> _REQUIRED WORK_
In the material below, the lines containing the word "صحيح" are required; copy each of them.

> _STORED DATA_
------------

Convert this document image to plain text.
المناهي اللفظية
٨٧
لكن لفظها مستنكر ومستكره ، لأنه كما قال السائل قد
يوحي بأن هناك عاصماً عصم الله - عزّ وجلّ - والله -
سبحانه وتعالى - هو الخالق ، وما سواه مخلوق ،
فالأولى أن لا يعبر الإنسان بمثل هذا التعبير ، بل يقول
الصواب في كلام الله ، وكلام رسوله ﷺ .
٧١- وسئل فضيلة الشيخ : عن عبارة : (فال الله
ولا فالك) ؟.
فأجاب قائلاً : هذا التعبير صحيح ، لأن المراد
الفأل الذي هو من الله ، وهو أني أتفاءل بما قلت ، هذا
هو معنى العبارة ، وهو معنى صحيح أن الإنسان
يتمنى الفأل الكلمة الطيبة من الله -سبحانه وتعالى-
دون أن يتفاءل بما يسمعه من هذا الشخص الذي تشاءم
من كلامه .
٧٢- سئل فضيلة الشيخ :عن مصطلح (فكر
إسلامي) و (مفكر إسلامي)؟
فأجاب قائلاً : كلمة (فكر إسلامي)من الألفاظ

------------

> _RESULT OF THE TASK_
فأجاب قائلاً : هذا التعبير صحيح ، لأن المراد
هو معنى العبارة ، وهو معنى صحيح أن الإنسان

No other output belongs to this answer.